TASK GOAL: Copy out all lines in the data below containing the string "rmsd".

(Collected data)
──────────────────────────────
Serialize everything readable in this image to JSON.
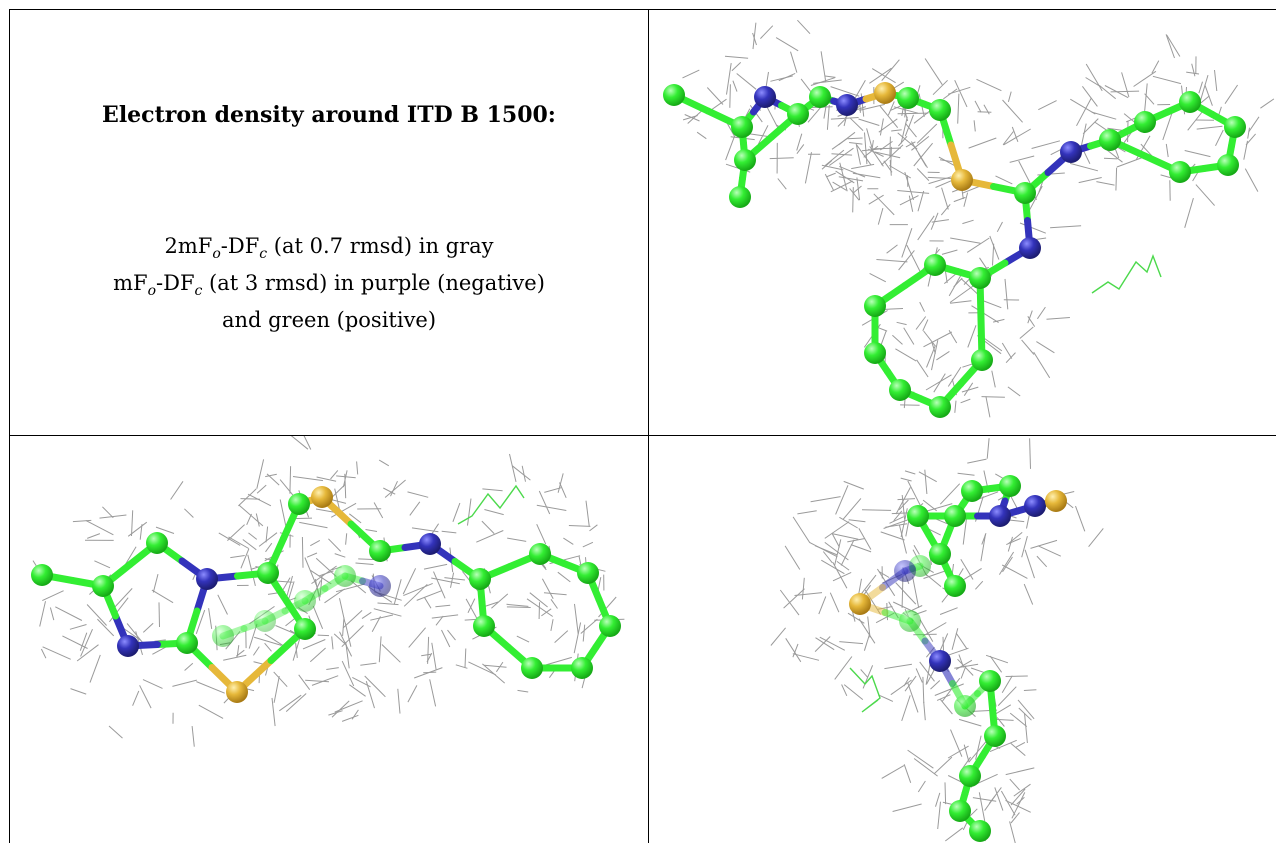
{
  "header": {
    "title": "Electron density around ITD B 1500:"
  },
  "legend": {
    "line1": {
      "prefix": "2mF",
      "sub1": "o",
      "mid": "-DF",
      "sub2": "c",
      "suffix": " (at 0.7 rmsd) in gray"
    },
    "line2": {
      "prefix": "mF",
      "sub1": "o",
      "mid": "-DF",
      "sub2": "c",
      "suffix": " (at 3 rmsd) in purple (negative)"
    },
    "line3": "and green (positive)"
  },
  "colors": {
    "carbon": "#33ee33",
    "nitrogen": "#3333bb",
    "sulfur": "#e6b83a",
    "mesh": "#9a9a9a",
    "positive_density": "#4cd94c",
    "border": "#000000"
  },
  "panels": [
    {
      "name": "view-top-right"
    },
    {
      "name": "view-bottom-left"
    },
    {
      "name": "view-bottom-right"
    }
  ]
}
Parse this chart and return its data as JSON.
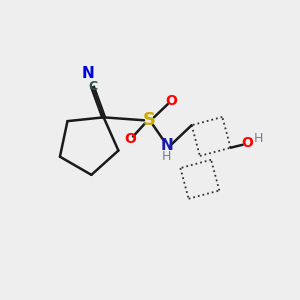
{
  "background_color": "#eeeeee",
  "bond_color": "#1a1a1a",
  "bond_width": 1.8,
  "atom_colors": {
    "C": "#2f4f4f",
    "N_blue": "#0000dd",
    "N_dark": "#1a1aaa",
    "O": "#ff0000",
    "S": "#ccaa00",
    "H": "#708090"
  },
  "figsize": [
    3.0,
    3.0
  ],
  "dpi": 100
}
──────────────────────────────
SOLUTION FOR THIS TASK:
      "suffix": " (at 0.7 rmsd) in gray"
      "suffix": " (at 3 rmsd) in purple (negative)"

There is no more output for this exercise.